= TASK DIRECTIONS =
Reproduce every line of the material below without changing anything, leaving out the pictures.

= DATA SUPPLIED =
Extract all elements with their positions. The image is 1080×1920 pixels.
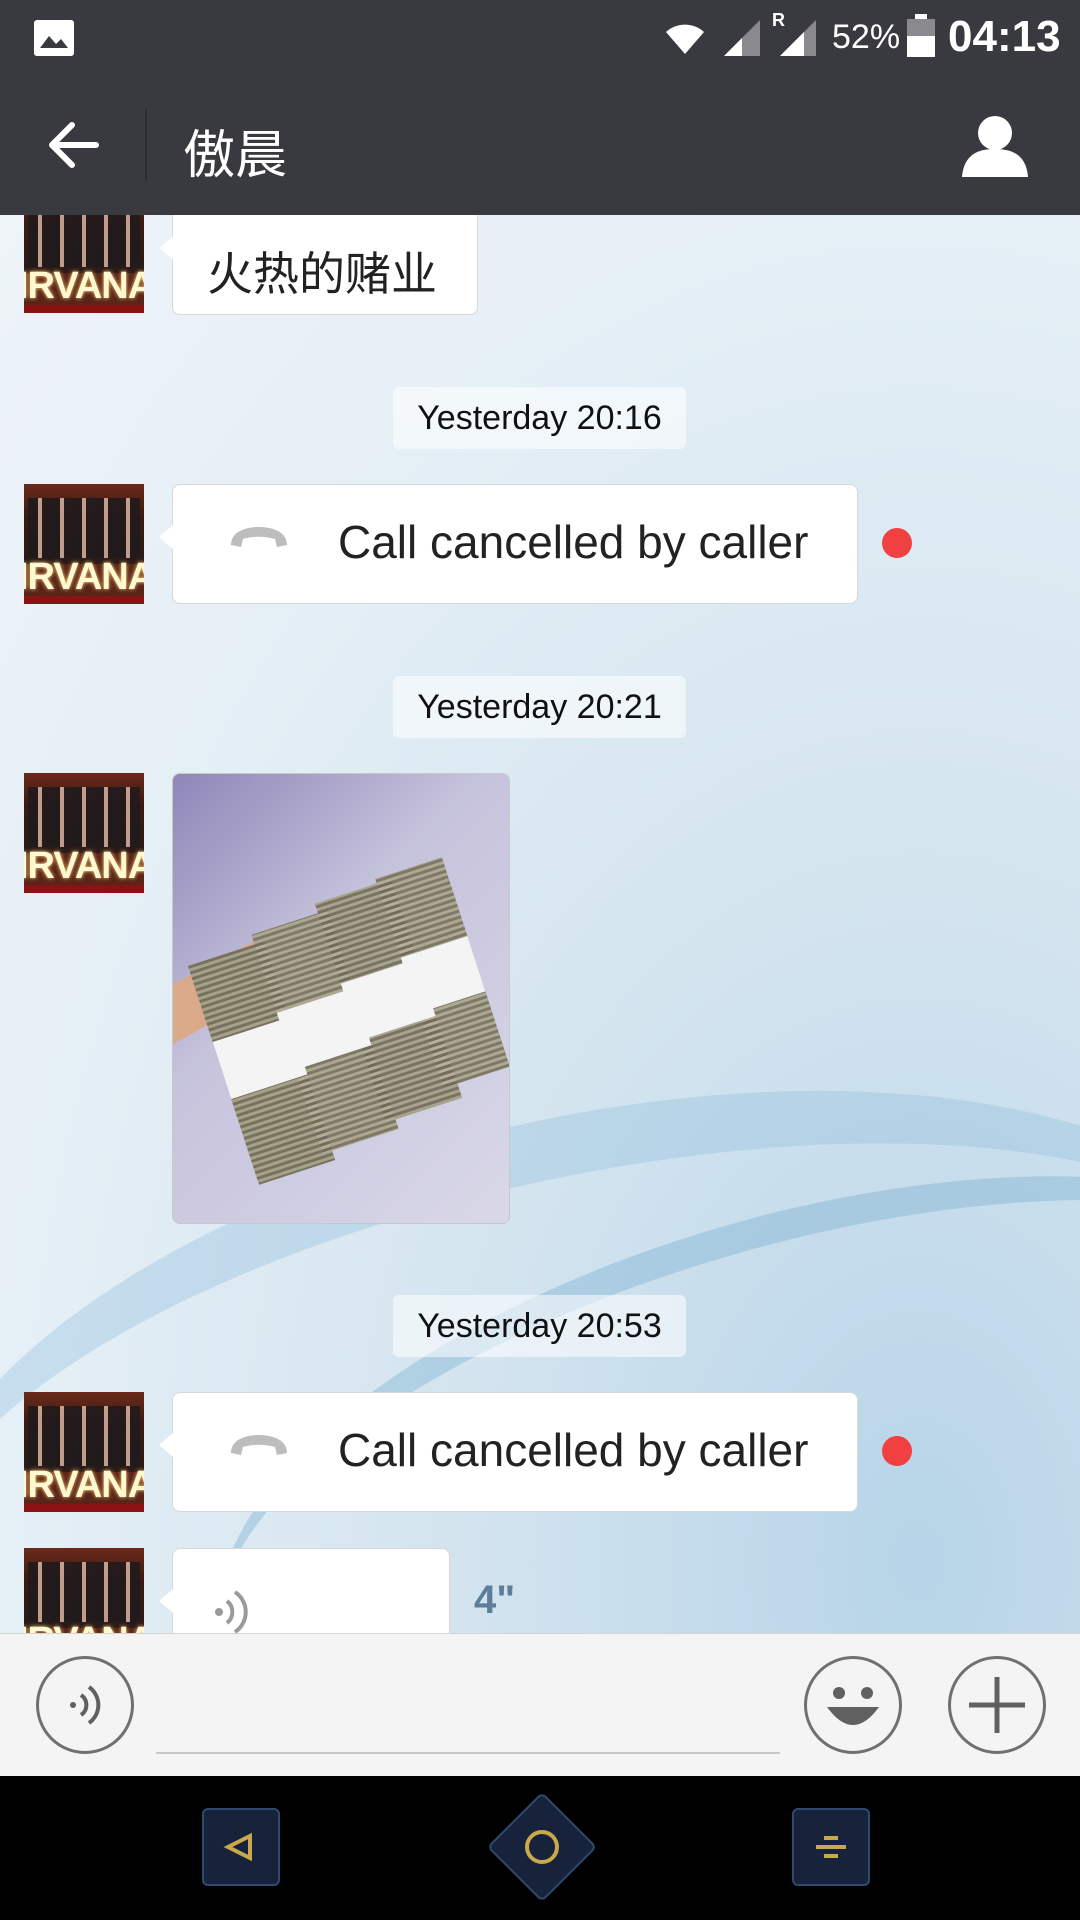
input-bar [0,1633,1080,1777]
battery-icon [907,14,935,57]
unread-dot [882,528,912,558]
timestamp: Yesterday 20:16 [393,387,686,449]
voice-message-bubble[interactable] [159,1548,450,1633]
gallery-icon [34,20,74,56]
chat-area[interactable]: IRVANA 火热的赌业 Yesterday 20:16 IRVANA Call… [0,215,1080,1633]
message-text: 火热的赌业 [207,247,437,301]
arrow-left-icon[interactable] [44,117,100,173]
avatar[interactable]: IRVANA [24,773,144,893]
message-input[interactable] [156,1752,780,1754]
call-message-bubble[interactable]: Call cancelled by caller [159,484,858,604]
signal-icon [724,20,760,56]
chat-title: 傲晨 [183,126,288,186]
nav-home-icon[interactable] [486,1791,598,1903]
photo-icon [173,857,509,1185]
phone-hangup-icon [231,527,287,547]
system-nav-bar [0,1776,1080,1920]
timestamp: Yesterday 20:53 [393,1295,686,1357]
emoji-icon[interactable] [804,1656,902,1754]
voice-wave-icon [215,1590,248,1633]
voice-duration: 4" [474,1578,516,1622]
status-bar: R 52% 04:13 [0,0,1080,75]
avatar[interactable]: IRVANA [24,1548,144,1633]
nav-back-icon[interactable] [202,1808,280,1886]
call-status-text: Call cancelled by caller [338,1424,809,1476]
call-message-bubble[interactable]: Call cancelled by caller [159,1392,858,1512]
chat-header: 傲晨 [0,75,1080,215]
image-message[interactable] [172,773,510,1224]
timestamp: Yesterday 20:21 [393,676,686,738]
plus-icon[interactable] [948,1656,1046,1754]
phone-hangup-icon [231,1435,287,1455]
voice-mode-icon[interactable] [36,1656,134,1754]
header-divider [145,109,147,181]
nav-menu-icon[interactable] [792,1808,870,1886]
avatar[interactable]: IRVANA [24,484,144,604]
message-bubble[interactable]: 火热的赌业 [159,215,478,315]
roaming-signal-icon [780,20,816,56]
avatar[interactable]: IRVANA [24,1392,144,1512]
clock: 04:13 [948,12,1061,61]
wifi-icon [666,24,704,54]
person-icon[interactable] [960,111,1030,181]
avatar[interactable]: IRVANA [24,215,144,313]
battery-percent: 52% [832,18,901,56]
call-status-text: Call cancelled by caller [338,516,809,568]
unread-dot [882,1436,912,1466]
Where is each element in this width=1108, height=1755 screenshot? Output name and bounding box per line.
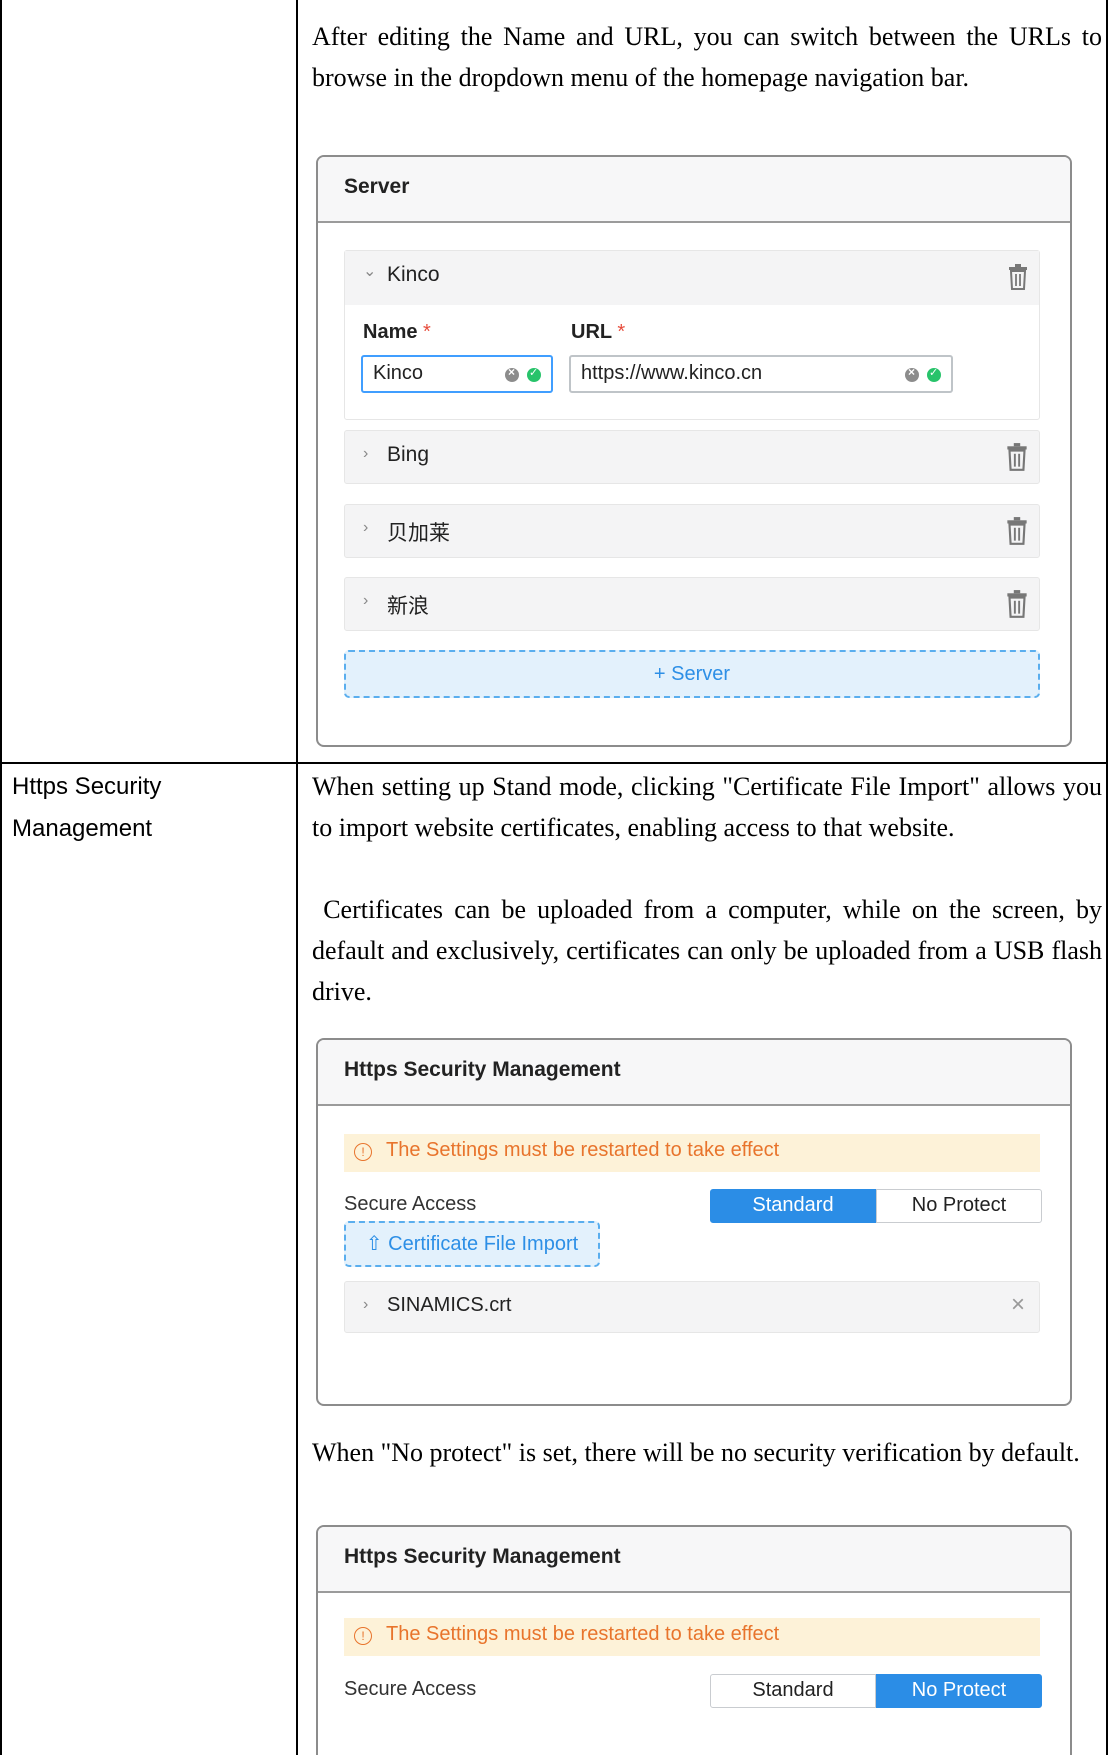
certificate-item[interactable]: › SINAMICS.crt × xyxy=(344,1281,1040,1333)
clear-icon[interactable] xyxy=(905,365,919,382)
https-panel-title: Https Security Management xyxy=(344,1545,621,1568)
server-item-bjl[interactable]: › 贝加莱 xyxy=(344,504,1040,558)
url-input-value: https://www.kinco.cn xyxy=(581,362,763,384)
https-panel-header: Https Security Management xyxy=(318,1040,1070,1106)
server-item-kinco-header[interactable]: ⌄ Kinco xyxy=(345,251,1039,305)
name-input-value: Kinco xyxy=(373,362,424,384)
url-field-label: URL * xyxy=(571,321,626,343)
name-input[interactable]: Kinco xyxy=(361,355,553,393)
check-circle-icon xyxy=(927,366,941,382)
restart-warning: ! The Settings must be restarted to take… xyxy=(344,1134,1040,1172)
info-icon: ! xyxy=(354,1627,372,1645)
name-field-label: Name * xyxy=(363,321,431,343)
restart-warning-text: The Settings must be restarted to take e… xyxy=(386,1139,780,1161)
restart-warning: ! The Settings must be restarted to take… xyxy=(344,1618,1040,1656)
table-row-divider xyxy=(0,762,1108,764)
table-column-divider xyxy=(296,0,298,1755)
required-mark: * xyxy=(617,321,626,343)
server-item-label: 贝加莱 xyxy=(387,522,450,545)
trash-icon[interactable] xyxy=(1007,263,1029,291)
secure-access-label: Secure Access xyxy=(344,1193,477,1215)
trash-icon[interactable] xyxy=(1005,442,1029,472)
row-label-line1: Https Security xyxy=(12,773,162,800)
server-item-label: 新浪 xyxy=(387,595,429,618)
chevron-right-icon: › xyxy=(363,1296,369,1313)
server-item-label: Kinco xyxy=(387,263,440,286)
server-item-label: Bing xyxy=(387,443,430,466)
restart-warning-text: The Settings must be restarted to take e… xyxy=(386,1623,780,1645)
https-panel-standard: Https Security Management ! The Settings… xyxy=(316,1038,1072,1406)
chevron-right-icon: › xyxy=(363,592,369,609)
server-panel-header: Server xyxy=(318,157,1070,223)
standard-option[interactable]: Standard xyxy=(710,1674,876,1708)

= THE ANSWER =
Extract all elements with their positions. The image is 1080×1920 pixels.
input-bar [0,1633,1080,1777]
battery-icon [907,14,935,57]
unread-dot [882,528,912,558]
timestamp: Yesterday 20:16 [393,387,686,449]
voice-message-bubble[interactable] [159,1548,450,1633]
gallery-icon [34,20,74,56]
chat-area[interactable]: IRVANA 火热的赌业 Yesterday 20:16 IRVANA Call… [0,215,1080,1633]
message-text: 火热的赌业 [207,247,437,301]
arrow-left-icon[interactable] [44,117,100,173]
avatar[interactable]: IRVANA [24,773,144,893]
message-input[interactable] [156,1752,780,1754]
call-message-bubble[interactable]: Call cancelled by caller [159,484,858,604]
signal-icon [724,20,760,56]
chat-title: 傲晨 [183,126,288,186]
nav-home-icon[interactable] [486,1791,598,1903]
photo-icon [173,857,509,1185]
phone-hangup-icon [231,527,287,547]
system-nav-bar [0,1776,1080,1920]
timestamp: Yesterday 20:53 [393,1295,686,1357]
emoji-icon[interactable] [804,1656,902,1754]
voice-wave-icon [215,1590,248,1633]
voice-duration: 4" [474,1578,516,1622]
status-bar: R 52% 04:13 [0,0,1080,75]
avatar[interactable]: IRVANA [24,1548,144,1633]
nav-back-icon[interactable] [202,1808,280,1886]
call-status-text: Call cancelled by caller [338,1424,809,1476]
call-message-bubble[interactable]: Call cancelled by caller [159,1392,858,1512]
chat-header: 傲晨 [0,75,1080,215]
image-message[interactable] [172,773,510,1224]
timestamp: Yesterday 20:21 [393,676,686,738]
plus-icon[interactable] [948,1656,1046,1754]
phone-hangup-icon [231,1435,287,1455]
voice-mode-icon[interactable] [36,1656,134,1754]
header-divider [145,109,147,181]
nav-menu-icon[interactable] [792,1808,870,1886]
avatar[interactable]: IRVANA [24,484,144,604]
message-bubble[interactable]: 火热的赌业 [159,215,478,315]
roaming-signal-icon [780,20,816,56]
avatar[interactable]: IRVANA [24,1392,144,1512]
clock: 04:13 [948,12,1061,61]
wifi-icon [666,24,704,54]
person-icon[interactable] [960,111,1030,181]
avatar[interactable]: IRVANA [24,215,144,313]
battery-percent: 52% [832,18,901,56]
call-status-text: Call cancelled by caller [338,516,809,568]
unread-dot [882,1436,912,1466]
Where is each element in this width=1108, height=1755 screenshot? Output name and bounding box per line.
certificate-item[interactable]: › SINAMICS.crt × xyxy=(344,1281,1040,1333)
clear-icon[interactable] xyxy=(905,365,919,382)
https-panel-title: Https Security Management xyxy=(344,1545,621,1568)
server-item-bjl[interactable]: › 贝加莱 xyxy=(344,504,1040,558)
url-input-value: https://www.kinco.cn xyxy=(581,362,763,384)
https-panel-header: Https Security Management xyxy=(318,1040,1070,1106)
server-item-kinco-header[interactable]: ⌄ Kinco xyxy=(345,251,1039,305)
name-input-value: Kinco xyxy=(373,362,424,384)
url-field-label: URL * xyxy=(571,321,626,343)
name-input[interactable]: Kinco xyxy=(361,355,553,393)
check-circle-icon xyxy=(927,366,941,382)
restart-warning: ! The Settings must be restarted to take… xyxy=(344,1134,1040,1172)
info-icon: ! xyxy=(354,1627,372,1645)
name-field-label: Name * xyxy=(363,321,431,343)
restart-warning-text: The Settings must be restarted to take e… xyxy=(386,1139,780,1161)
restart-warning: ! The Settings must be restarted to take… xyxy=(344,1618,1040,1656)
table-row-divider xyxy=(0,762,1108,764)
table-column-divider xyxy=(296,0,298,1755)
required-mark: * xyxy=(617,321,626,343)
server-item-label: 贝加莱 xyxy=(387,522,450,545)
trash-icon[interactable] xyxy=(1007,263,1029,291)
secure-access-label: Secure Access xyxy=(344,1193,477,1215)
trash-icon[interactable] xyxy=(1005,442,1029,472)
row-label-line1: Https Security xyxy=(12,773,162,800)
server-item-label: 新浪 xyxy=(387,595,429,618)
chevron-right-icon: › xyxy=(363,1296,369,1313)
server-item-label: Kinco xyxy=(387,263,440,286)
server-item-label: Bing xyxy=(387,443,430,466)
restart-warning-text: The Settings must be restarted to take e… xyxy=(386,1623,780,1645)
https-panel-standard: Https Security Management ! The Settings… xyxy=(316,1038,1072,1406)
chevron-right-icon: › xyxy=(363,592,369,609)
server-panel-header: Server xyxy=(318,157,1070,223)
standard-option[interactable]: Standard xyxy=(710,1674,876,1708)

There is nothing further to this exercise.